[START OF RECORD EXTRACTS]

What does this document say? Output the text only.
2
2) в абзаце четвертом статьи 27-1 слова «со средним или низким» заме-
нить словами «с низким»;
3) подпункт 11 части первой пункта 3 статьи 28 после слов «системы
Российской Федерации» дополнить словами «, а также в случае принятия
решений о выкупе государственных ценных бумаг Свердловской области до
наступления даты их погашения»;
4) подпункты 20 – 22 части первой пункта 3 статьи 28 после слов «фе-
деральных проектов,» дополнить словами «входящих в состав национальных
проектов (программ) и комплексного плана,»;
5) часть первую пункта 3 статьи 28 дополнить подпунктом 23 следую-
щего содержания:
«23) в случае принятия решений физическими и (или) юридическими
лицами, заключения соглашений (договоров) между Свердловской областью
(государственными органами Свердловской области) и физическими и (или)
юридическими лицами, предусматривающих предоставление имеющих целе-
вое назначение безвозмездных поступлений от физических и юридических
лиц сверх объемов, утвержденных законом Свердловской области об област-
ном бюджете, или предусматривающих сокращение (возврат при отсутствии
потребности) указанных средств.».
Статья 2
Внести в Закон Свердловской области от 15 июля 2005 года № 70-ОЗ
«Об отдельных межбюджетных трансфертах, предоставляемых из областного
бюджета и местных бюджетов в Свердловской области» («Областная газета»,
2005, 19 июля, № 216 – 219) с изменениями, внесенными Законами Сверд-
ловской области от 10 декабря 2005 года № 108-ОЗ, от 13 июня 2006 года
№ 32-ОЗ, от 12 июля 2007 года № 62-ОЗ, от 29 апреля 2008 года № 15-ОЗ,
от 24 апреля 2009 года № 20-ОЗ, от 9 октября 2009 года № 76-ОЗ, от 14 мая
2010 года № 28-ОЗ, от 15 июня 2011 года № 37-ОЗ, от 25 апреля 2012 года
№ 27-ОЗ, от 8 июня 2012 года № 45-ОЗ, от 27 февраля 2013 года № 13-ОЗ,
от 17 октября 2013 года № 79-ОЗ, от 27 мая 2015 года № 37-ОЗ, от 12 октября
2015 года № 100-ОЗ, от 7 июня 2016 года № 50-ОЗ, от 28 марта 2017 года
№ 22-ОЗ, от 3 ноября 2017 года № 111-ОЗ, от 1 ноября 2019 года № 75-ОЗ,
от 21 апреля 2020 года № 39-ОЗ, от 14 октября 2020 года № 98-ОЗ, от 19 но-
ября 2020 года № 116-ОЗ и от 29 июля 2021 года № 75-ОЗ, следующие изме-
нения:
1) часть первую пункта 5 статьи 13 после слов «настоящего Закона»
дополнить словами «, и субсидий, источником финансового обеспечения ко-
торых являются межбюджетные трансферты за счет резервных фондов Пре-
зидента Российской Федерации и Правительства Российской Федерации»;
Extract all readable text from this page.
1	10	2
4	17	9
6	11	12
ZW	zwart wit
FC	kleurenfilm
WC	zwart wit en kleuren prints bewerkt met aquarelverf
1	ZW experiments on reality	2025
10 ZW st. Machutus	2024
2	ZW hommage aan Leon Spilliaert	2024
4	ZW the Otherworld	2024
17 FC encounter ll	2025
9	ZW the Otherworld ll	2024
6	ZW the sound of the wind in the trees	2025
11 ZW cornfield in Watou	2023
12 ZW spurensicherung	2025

[END OF RECORD EXTRACTS]

• _THE TASK_:
Copy out the whole listing exactly; please set it all down.

• _WRITTEN RESPONSE_:
What does this document say? Output the text only.
2
2) в абзаце четвертом статьи 27-1 слова «со средним или низким» заме-
нить словами «с низким»;
3) подпункт 11 части первой пункта 3 статьи 28 после слов «системы
Российской Федерации» дополнить словами «, а также в случае принятия
решений о выкупе государственных ценных бумаг Свердловской области до
наступления даты их погашения»;
4) подпункты 20 – 22 части первой пункта 3 статьи 28 после слов «фе-
деральных проектов,» дополнить словами «входящих в состав национальных
проектов (программ) и комплексного плана,»;
5) часть первую пункта 3 статьи 28 дополнить подпунктом 23 следую-
щего содержания:
«23) в случае принятия решений физическими и (или) юридическими
лицами, заключения соглашений (договоров) между Свердловской областью
(государственными органами Свердловской области) и физическими и (или)
юридическими лицами, предусматривающих предоставление имеющих целе-
вое назначение безвозмездных поступлений от физических и юридических
лиц сверх объемов, утвержденных законом Свердловской области об област-
ном бюджете, или предусматривающих сокращение (возврат при отсутствии
потребности) указанных средств.».
Статья 2
Внести в Закон Свердловской области от 15 июля 2005 года № 70-ОЗ
«Об отдельных межбюджетных трансфертах, предоставляемых из областного
бюджета и местных бюджетов в Свердловской области» («Областная газета»,
2005, 19 июля, № 216 – 219) с изменениями, внесенными Законами Сверд-
ловской области от 10 декабря 2005 года № 108-ОЗ, от 13 июня 2006 года
№ 32-ОЗ, от 12 июля 2007 года № 62-ОЗ, от 29 апреля 2008 года № 15-ОЗ,
от 24 апреля 2009 года № 20-ОЗ, от 9 октября 2009 года № 76-ОЗ, от 14 мая
2010 года № 28-ОЗ, от 15 июня 2011 года № 37-ОЗ, от 25 апреля 2012 года
№ 27-ОЗ, от 8 июня 2012 года № 45-ОЗ, от 27 февраля 2013 года № 13-ОЗ,
от 17 октября 2013 года № 79-ОЗ, от 27 мая 2015 года № 37-ОЗ, от 12 октября
2015 года № 100-ОЗ, от 7 июня 2016 года № 50-ОЗ, от 28 марта 2017 года
№ 22-ОЗ, от 3 ноября 2017 года № 111-ОЗ, от 1 ноября 2019 года № 75-ОЗ,
от 21 апреля 2020 года № 39-ОЗ, от 14 октября 2020 года № 98-ОЗ, от 19 но-
ября 2020 года № 116-ОЗ и от 29 июля 2021 года № 75-ОЗ, следующие изме-
нения:
1) часть первую пункта 5 статьи 13 после слов «настоящего Закона»
дополнить словами «, и субсидий, источником финансового обеспечения ко-
торых являются межбюджетные трансферты за счет резервных фондов Пре-
зидента Российской Федерации и Правительства Российской Федерации»;
Extract all readable text from this page.
1	10	2
4	17	9
6	11	12
ZW	zwart wit
FC	kleurenfilm
WC	zwart wit en kleuren prints bewerkt met aquarelverf
1	ZW experiments on reality	2025
10 ZW st. Machutus	2024
2	ZW hommage aan Leon Spilliaert	2024
4	ZW the Otherworld	2024
17 FC encounter ll	2025
9	ZW the Otherworld ll	2024
6	ZW the sound of the wind in the trees	2025
11 ZW cornfield in Watou	2023
12 ZW spurensicherung	2025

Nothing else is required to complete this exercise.